*DIRECTION*: Transcribe the material verbatim in full; the pictures do not belong in the copy.

====== GIVEN RECORDS

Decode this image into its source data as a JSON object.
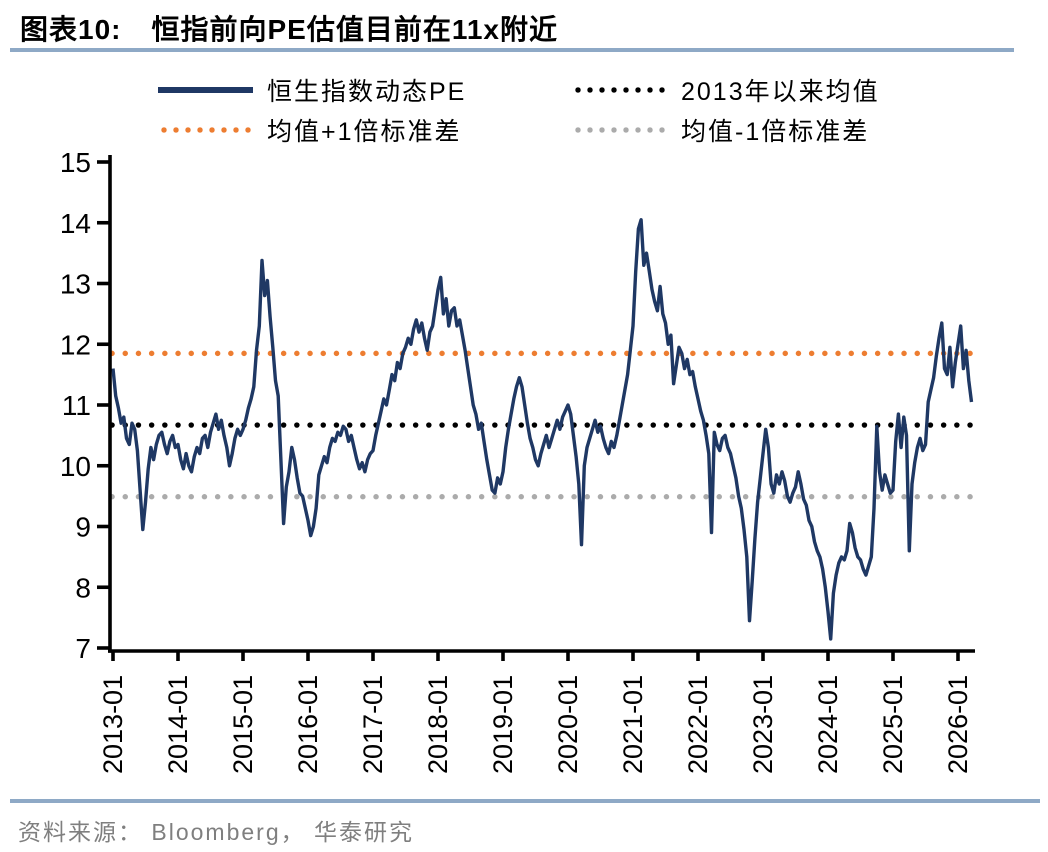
{
  "figure": {
    "label": "图表10:",
    "title": "恒指前向PE估值目前在11x附近"
  },
  "legend": [
    {
      "label": "恒生指数动态PE",
      "color": "#1F3864",
      "style": "solid"
    },
    {
      "label": "2013年以来均值",
      "color": "#000000",
      "style": "dotted"
    },
    {
      "label": "均值+1倍标准差",
      "color": "#ED7D31",
      "style": "dotted"
    },
    {
      "label": "均值-1倍标准差",
      "color": "#ABABAB",
      "style": "dotted"
    }
  ],
  "source": {
    "text": "资料来源： Bloomberg， 华泰研究"
  },
  "chart_data": {
    "type": "line",
    "title": "恒指前向PE估值目前在11x附近",
    "xlabel": "",
    "ylabel": "",
    "ylim": [
      7,
      15
    ],
    "y_ticks": [
      7,
      8,
      9,
      10,
      11,
      12,
      13,
      14,
      15
    ],
    "x_ticks": [
      "2013-01",
      "2014-01",
      "2015-01",
      "2016-01",
      "2017-01",
      "2018-01",
      "2019-01",
      "2020-01",
      "2021-01",
      "2022-01",
      "2023-01",
      "2024-01",
      "2025-01",
      "2026-01"
    ],
    "grid": false,
    "legend_position": "top",
    "reference_lines": [
      {
        "name": "2013年以来均值",
        "value": 10.67,
        "color": "#000000",
        "style": "dotted"
      },
      {
        "name": "均值+1倍标准差",
        "value": 11.85,
        "color": "#ED7D31",
        "style": "dotted"
      },
      {
        "name": "均值-1倍标准差",
        "value": 9.49,
        "color": "#ABABAB",
        "style": "dotted"
      }
    ],
    "series": [
      {
        "name": "恒生指数动态PE",
        "color": "#1F3864",
        "style": "solid",
        "start": "2013-01",
        "points_per_month": 2,
        "values": [
          11.6,
          11.15,
          10.95,
          10.7,
          10.8,
          10.45,
          10.35,
          10.7,
          10.6,
          10.25,
          9.6,
          8.95,
          9.4,
          9.95,
          10.3,
          10.1,
          10.35,
          10.5,
          10.55,
          10.35,
          10.2,
          10.4,
          10.5,
          10.3,
          10.35,
          10.1,
          9.95,
          10.2,
          10.0,
          9.9,
          10.15,
          10.3,
          10.2,
          10.45,
          10.5,
          10.3,
          10.55,
          10.7,
          10.85,
          10.6,
          10.75,
          10.5,
          10.3,
          10.0,
          10.2,
          10.45,
          10.6,
          10.5,
          10.6,
          10.75,
          10.95,
          11.1,
          11.3,
          11.9,
          12.3,
          13.38,
          12.8,
          13.05,
          12.45,
          11.95,
          11.4,
          11.15,
          10.1,
          9.05,
          9.65,
          9.9,
          10.3,
          10.1,
          9.8,
          9.55,
          9.5,
          9.3,
          9.1,
          8.85,
          9.0,
          9.3,
          9.85,
          10.0,
          10.15,
          10.05,
          10.3,
          10.45,
          10.4,
          10.55,
          10.5,
          10.65,
          10.6,
          10.4,
          10.5,
          10.3,
          10.1,
          9.95,
          10.05,
          9.9,
          10.1,
          10.2,
          10.25,
          10.5,
          10.7,
          10.9,
          11.1,
          11.0,
          11.25,
          11.5,
          11.4,
          11.7,
          11.6,
          11.85,
          11.95,
          12.1,
          12.0,
          12.25,
          12.4,
          12.2,
          12.35,
          12.1,
          11.9,
          12.2,
          12.3,
          12.6,
          12.9,
          13.1,
          12.5,
          12.75,
          12.3,
          12.55,
          12.6,
          12.3,
          12.4,
          12.15,
          11.9,
          11.6,
          11.3,
          11.0,
          10.85,
          10.6,
          10.7,
          10.4,
          10.1,
          9.85,
          9.6,
          9.55,
          9.8,
          9.7,
          9.9,
          10.3,
          10.6,
          10.85,
          11.1,
          11.3,
          11.45,
          11.3,
          11.0,
          10.7,
          10.45,
          10.3,
          10.1,
          10.0,
          10.2,
          10.35,
          10.5,
          10.3,
          10.45,
          10.6,
          10.75,
          10.6,
          10.8,
          10.9,
          11.0,
          10.85,
          10.5,
          10.15,
          9.7,
          8.7,
          10.0,
          10.3,
          10.45,
          10.6,
          10.75,
          10.55,
          10.65,
          10.45,
          10.3,
          10.2,
          10.4,
          10.3,
          10.5,
          10.75,
          11.0,
          11.25,
          11.5,
          11.9,
          12.3,
          13.2,
          13.9,
          14.05,
          13.3,
          13.5,
          13.2,
          12.9,
          12.7,
          12.55,
          12.95,
          12.5,
          12.35,
          12.0,
          12.15,
          11.35,
          11.65,
          11.95,
          11.85,
          11.6,
          11.75,
          11.5,
          11.55,
          11.3,
          11.1,
          10.9,
          10.75,
          10.5,
          10.2,
          8.9,
          10.55,
          10.35,
          10.25,
          10.45,
          10.5,
          10.3,
          10.2,
          10.0,
          9.8,
          9.5,
          9.3,
          8.95,
          8.5,
          7.45,
          8.1,
          8.8,
          9.4,
          9.8,
          10.2,
          10.6,
          10.3,
          9.7,
          9.55,
          9.85,
          9.7,
          9.9,
          9.75,
          9.5,
          9.4,
          9.55,
          9.65,
          9.9,
          9.7,
          9.45,
          9.35,
          9.1,
          9.0,
          8.75,
          8.6,
          8.5,
          8.3,
          8.0,
          7.6,
          7.15,
          7.9,
          8.2,
          8.4,
          8.5,
          8.45,
          8.6,
          9.05,
          8.9,
          8.65,
          8.5,
          8.45,
          8.3,
          8.2,
          8.35,
          8.5,
          9.3,
          10.65,
          9.9,
          9.6,
          9.85,
          9.7,
          9.55,
          9.6,
          10.4,
          10.85,
          10.3,
          10.8,
          10.5,
          8.6,
          9.7,
          10.05,
          10.3,
          10.45,
          10.25,
          10.35,
          11.05,
          11.25,
          11.45,
          11.8,
          12.1,
          12.35,
          11.6,
          11.5,
          11.95,
          11.3,
          11.7,
          12.0,
          12.3,
          11.6,
          11.9,
          11.4,
          11.05
        ]
      }
    ]
  }
}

============

*SOLUTION*:
Decode this image into its source data as a JSON object.
{
  "figure": {
    "label": "图表10:",
    "title": "恒指前向PE估值目前在11x附近"
  },
  "legend": [
    {
      "label": "恒生指数动态PE",
      "color": "#1F3864",
      "style": "solid"
    },
    {
      "label": "2013年以来均值",
      "color": "#000000",
      "style": "dotted"
    },
    {
      "label": "均值+1倍标准差",
      "color": "#ED7D31",
      "style": "dotted"
    },
    {
      "label": "均值-1倍标准差",
      "color": "#ABABAB",
      "style": "dotted"
    }
  ],
  "source": {
    "text": "资料来源： Bloomberg， 华泰研究"
  },
  "chart_data": {
    "type": "line",
    "title": "恒指前向PE估值目前在11x附近",
    "xlabel": "",
    "ylabel": "",
    "ylim": [
      7,
      15
    ],
    "y_ticks": [
      7,
      8,
      9,
      10,
      11,
      12,
      13,
      14,
      15
    ],
    "x_ticks": [
      "2013-01",
      "2014-01",
      "2015-01",
      "2016-01",
      "2017-01",
      "2018-01",
      "2019-01",
      "2020-01",
      "2021-01",
      "2022-01",
      "2023-01",
      "2024-01",
      "2025-01",
      "2026-01"
    ],
    "grid": false,
    "legend_position": "top",
    "reference_lines": [
      {
        "name": "2013年以来均值",
        "value": 10.67,
        "color": "#000000",
        "style": "dotted"
      },
      {
        "name": "均值+1倍标准差",
        "value": 11.85,
        "color": "#ED7D31",
        "style": "dotted"
      },
      {
        "name": "均值-1倍标准差",
        "value": 9.49,
        "color": "#ABABAB",
        "style": "dotted"
      }
    ],
    "series": [
      {
        "name": "恒生指数动态PE",
        "color": "#1F3864",
        "style": "solid",
        "start": "2013-01",
        "points_per_month": 2,
        "values": [
          11.6,
          11.15,
          10.95,
          10.7,
          10.8,
          10.45,
          10.35,
          10.7,
          10.6,
          10.25,
          9.6,
          8.95,
          9.4,
          9.95,
          10.3,
          10.1,
          10.35,
          10.5,
          10.55,
          10.35,
          10.2,
          10.4,
          10.5,
          10.3,
          10.35,
          10.1,
          9.95,
          10.2,
          10.0,
          9.9,
          10.15,
          10.3,
          10.2,
          10.45,
          10.5,
          10.3,
          10.55,
          10.7,
          10.85,
          10.6,
          10.75,
          10.5,
          10.3,
          10.0,
          10.2,
          10.45,
          10.6,
          10.5,
          10.6,
          10.75,
          10.95,
          11.1,
          11.3,
          11.9,
          12.3,
          13.38,
          12.8,
          13.05,
          12.45,
          11.95,
          11.4,
          11.15,
          10.1,
          9.05,
          9.65,
          9.9,
          10.3,
          10.1,
          9.8,
          9.55,
          9.5,
          9.3,
          9.1,
          8.85,
          9.0,
          9.3,
          9.85,
          10.0,
          10.15,
          10.05,
          10.3,
          10.45,
          10.4,
          10.55,
          10.5,
          10.65,
          10.6,
          10.4,
          10.5,
          10.3,
          10.1,
          9.95,
          10.05,
          9.9,
          10.1,
          10.2,
          10.25,
          10.5,
          10.7,
          10.9,
          11.1,
          11.0,
          11.25,
          11.5,
          11.4,
          11.7,
          11.6,
          11.85,
          11.95,
          12.1,
          12.0,
          12.25,
          12.4,
          12.2,
          12.35,
          12.1,
          11.9,
          12.2,
          12.3,
          12.6,
          12.9,
          13.1,
          12.5,
          12.75,
          12.3,
          12.55,
          12.6,
          12.3,
          12.4,
          12.15,
          11.9,
          11.6,
          11.3,
          11.0,
          10.85,
          10.6,
          10.7,
          10.4,
          10.1,
          9.85,
          9.6,
          9.55,
          9.8,
          9.7,
          9.9,
          10.3,
          10.6,
          10.85,
          11.1,
          11.3,
          11.45,
          11.3,
          11.0,
          10.7,
          10.45,
          10.3,
          10.1,
          10.0,
          10.2,
          10.35,
          10.5,
          10.3,
          10.45,
          10.6,
          10.75,
          10.6,
          10.8,
          10.9,
          11.0,
          10.85,
          10.5,
          10.15,
          9.7,
          8.7,
          10.0,
          10.3,
          10.45,
          10.6,
          10.75,
          10.55,
          10.65,
          10.45,
          10.3,
          10.2,
          10.4,
          10.3,
          10.5,
          10.75,
          11.0,
          11.25,
          11.5,
          11.9,
          12.3,
          13.2,
          13.9,
          14.05,
          13.3,
          13.5,
          13.2,
          12.9,
          12.7,
          12.55,
          12.95,
          12.5,
          12.35,
          12.0,
          12.15,
          11.35,
          11.65,
          11.95,
          11.85,
          11.6,
          11.75,
          11.5,
          11.55,
          11.3,
          11.1,
          10.9,
          10.75,
          10.5,
          10.2,
          8.9,
          10.55,
          10.35,
          10.25,
          10.45,
          10.5,
          10.3,
          10.2,
          10.0,
          9.8,
          9.5,
          9.3,
          8.95,
          8.5,
          7.45,
          8.1,
          8.8,
          9.4,
          9.8,
          10.2,
          10.6,
          10.3,
          9.7,
          9.55,
          9.85,
          9.7,
          9.9,
          9.75,
          9.5,
          9.4,
          9.55,
          9.65,
          9.9,
          9.7,
          9.45,
          9.35,
          9.1,
          9.0,
          8.75,
          8.6,
          8.5,
          8.3,
          8.0,
          7.6,
          7.15,
          7.9,
          8.2,
          8.4,
          8.5,
          8.45,
          8.6,
          9.05,
          8.9,
          8.65,
          8.5,
          8.45,
          8.3,
          8.2,
          8.35,
          8.5,
          9.3,
          10.65,
          9.9,
          9.6,
          9.85,
          9.7,
          9.55,
          9.6,
          10.4,
          10.85,
          10.3,
          10.8,
          10.5,
          8.6,
          9.7,
          10.05,
          10.3,
          10.45,
          10.25,
          10.35,
          11.05,
          11.25,
          11.45,
          11.8,
          12.1,
          12.35,
          11.6,
          11.5,
          11.95,
          11.3,
          11.7,
          12.0,
          12.3,
          11.6,
          11.9,
          11.4,
          11.05
        ]
      }
    ]
  }
}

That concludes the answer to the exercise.